> Exercise objective
Translate into Spanish the following sentence from the court opinion in State v. Mitton: "J. A. Mitton was convicted of the crime of forgery, and appeals from the judgment and an order denying him a new trial."

State v. Mitton

96 P. 926 | Mont. | 1908

Lead Opinion

MR. JUSTICE HOLLOWAY

delivered the opinion of the court.

J. A. Mitton was convicted of the crime of forgery, and appeals from the judgment and an order denying him a new trial.

This case was heretofore before this court, and a sufficient statement will be found in the former opinion. The facts need not be repeated here. (State v. Mitten, 36 Mont. 376, 92 Pac. 969.) Upon filing the remittitur in the district court the county *370attorney asked for and was granted permission to file an amended information. This amended information contains two counts, in the first of which it is charged that the defendant feloniously and falsely made, forged and counterfeited the note set forth in the former opinion. In the second count it is charged that the defendant did feloniously utter and pass as true and genuine a certain promissory note and counterfeit writing (the note in question), he, the defendant, then and there well knowing the same to be false, forged and counterfeit, with intent to injure certain persons. To this amended information the defendant interposed a demurrer, which was overruled, and this ruling of the court is assigned as error prejudicial to the defendant.

1. It is urged that since each count states an offense, the amended information charges two offenses, and is vulnerable to the attack made by the demurrer, and the first clause of section 1836, Penal Code, is invoked in support of this contention. That clause is as follows: ‘ ‘ The indictment or information must charge but one offense.” We agree with counsel that each of these two counts states an offense, and it is necessary in any criminal pleading that each count shall be complete in itself. The inhibition of the statute is directed to pleadings which charge more than one distinct offense, not to a pleading which, in each of two counts, charges the same offense. The remaining portion of section 1836 is as follows: “But the same offense may be set forth in different forms under different counts, and when the offense may be committed by the use of different means, the means may be alleged in the alternative in the same counts. ’ ’ In the information now before us the separate counts distinctly refer to the same instrument, and leave no room for doubt that they charge the same offense, to-wit, forgery, the first by the false making of the instrument, and the second by uttering the same instrument.

The question presented here is not an open one. In Territory v. Poulier, 8 Mont. 146, 19 Pac. 594, this court said: “The statute of this territory, defining forgery and the acts that constitute it, declares that such crime may be committed by falsely *371uttering and publishing, as well as by falsely making and forging. These are separate means by which the crime can be committed; and, when each of the acts is connected with the same instrument, an indictment, charging the same in separate counts, the first by falsely making and forging, the second by falsely uttering and publishing, is not subject to demurrer for duplicity; for only one offense is charged, to-wit, the crime of forging as to one and the same instrument. Where the statute declares an act unlawful when perpetrated in any one or all of several modes, an indictment may charge the act in separate counts, basing each count upon the different modes specified; and it is held that the indictment may contain, in one count, an enumeration of all the different modes or means by which the crime may be committed.”

[Data extracted from a collection]

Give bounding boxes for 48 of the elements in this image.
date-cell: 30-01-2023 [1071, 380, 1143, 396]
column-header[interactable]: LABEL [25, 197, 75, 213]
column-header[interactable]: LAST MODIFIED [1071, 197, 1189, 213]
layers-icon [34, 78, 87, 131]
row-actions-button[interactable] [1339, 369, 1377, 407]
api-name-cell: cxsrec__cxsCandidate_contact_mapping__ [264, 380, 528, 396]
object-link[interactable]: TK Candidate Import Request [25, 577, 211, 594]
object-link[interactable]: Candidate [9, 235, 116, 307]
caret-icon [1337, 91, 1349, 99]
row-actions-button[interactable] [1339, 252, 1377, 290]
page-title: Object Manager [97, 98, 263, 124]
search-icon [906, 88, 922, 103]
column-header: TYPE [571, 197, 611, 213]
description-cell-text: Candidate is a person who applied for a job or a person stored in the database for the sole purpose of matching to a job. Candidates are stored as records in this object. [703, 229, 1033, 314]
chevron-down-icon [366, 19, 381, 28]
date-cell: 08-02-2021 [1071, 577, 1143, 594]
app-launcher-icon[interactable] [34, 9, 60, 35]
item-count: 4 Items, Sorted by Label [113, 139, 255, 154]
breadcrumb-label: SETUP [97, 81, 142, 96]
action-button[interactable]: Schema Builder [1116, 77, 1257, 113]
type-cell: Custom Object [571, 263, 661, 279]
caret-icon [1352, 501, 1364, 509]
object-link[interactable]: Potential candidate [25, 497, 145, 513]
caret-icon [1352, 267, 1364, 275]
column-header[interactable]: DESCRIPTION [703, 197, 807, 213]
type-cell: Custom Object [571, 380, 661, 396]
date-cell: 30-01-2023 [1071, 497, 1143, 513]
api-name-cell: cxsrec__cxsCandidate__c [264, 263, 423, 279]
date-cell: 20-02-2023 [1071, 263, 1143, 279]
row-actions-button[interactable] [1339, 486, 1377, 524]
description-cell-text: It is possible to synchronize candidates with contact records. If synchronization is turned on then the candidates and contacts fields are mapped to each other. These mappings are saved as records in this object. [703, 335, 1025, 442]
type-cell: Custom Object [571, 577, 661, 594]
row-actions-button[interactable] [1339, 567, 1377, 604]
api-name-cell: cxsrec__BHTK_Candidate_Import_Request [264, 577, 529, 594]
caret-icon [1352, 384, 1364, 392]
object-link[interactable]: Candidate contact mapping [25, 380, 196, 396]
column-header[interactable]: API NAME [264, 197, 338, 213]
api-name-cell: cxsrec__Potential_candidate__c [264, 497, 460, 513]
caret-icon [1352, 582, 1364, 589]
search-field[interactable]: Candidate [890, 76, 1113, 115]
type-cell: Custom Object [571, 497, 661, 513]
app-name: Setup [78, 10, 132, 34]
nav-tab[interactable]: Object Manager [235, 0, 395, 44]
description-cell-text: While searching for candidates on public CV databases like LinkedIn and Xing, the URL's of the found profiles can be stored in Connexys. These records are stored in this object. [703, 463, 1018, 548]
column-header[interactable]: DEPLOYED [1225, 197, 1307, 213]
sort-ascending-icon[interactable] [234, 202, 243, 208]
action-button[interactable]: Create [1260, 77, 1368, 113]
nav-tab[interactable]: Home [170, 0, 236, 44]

> Finished task
J. A. Mitton fue condenado por el delito de falsificación y apela la sentencia y una resolución que le deniega un nuevo juicio.